What is needed: Pick out and copy every line below that has the word "Opinion".

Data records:
★ ★ ★ ★ ★

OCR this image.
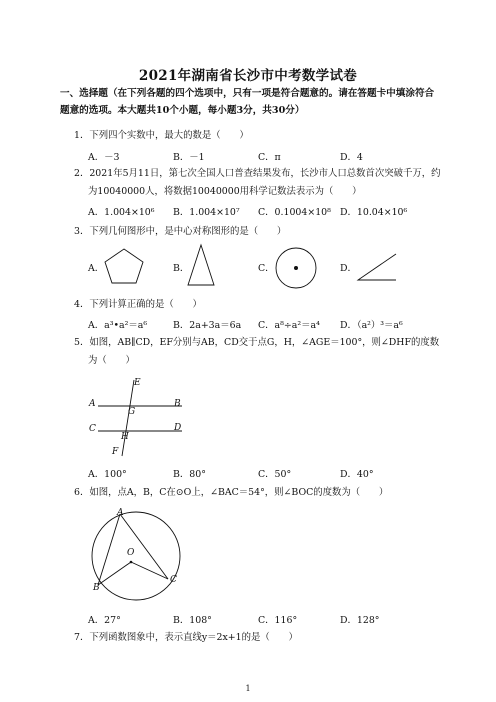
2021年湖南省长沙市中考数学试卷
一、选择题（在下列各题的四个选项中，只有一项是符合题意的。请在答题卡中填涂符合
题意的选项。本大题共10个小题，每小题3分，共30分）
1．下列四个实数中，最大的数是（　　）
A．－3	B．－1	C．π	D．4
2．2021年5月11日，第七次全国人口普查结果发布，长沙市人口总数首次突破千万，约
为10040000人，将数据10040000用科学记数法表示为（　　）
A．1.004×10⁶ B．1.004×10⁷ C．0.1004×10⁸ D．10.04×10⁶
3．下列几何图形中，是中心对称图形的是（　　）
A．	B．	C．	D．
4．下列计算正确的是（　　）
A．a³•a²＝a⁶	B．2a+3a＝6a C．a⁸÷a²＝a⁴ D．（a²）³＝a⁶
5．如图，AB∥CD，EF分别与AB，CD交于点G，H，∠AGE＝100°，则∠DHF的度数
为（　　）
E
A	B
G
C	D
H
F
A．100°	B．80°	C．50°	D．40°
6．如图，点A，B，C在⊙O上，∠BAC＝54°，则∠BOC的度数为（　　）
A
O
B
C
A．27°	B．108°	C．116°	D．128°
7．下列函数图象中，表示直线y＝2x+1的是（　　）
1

★ ★ ★ ★ ★

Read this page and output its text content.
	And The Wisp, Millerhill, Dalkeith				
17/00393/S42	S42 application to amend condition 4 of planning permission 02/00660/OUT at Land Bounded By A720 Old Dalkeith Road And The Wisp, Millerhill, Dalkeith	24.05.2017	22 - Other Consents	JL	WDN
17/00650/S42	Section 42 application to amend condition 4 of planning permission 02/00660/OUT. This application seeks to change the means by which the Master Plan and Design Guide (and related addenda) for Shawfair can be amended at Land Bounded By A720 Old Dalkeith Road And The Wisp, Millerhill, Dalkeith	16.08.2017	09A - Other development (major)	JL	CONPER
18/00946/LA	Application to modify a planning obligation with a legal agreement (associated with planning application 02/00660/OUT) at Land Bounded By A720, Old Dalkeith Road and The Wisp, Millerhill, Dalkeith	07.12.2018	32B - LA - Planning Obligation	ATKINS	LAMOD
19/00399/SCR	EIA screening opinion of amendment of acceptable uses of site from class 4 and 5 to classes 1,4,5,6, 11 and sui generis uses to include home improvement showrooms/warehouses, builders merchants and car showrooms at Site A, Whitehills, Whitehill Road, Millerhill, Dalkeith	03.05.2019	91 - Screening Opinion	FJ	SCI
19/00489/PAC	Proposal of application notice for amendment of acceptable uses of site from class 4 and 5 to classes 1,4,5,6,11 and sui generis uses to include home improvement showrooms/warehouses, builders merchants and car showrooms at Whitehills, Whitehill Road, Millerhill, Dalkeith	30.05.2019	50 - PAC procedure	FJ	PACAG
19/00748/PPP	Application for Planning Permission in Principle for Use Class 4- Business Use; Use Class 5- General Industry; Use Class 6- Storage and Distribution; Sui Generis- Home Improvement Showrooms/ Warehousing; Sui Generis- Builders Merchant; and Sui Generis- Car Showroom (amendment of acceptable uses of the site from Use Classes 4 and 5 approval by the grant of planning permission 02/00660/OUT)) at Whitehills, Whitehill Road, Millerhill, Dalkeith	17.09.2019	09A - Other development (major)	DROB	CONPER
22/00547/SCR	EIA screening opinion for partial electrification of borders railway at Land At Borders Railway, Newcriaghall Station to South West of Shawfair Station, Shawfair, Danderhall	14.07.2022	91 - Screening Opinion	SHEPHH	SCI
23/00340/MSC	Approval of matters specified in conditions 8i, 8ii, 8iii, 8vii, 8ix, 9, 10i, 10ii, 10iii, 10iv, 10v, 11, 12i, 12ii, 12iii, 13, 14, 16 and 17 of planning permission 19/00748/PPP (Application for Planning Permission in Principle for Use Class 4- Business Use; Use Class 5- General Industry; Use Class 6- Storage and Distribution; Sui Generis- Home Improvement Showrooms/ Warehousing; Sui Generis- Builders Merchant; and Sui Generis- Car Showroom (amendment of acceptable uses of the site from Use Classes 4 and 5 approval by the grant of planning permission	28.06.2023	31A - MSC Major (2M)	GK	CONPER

★ ★ ★ ★ ★

Exercise result:
19/00399/SCR	EIA screening opinion of amendment of acceptable uses of site from class 4 and 5 to classes 1,4,5,6, 11 and sui generis uses to include home improvement showrooms/warehouses, builders merchants and car showrooms at Site A, Whitehills, Whitehill Road, Millerhill, Dalkeith	03.05.2019	91 - Screening Opinion	FJ	SCI
22/00547/SCR	EIA screening opinion for partial electrification of borders railway at Land At Borders Railway, Newcriaghall Station to South West of Shawfair Station, Shawfair, Danderhall	14.07.2022	91 - Screening Opinion	SHEPHH	SCI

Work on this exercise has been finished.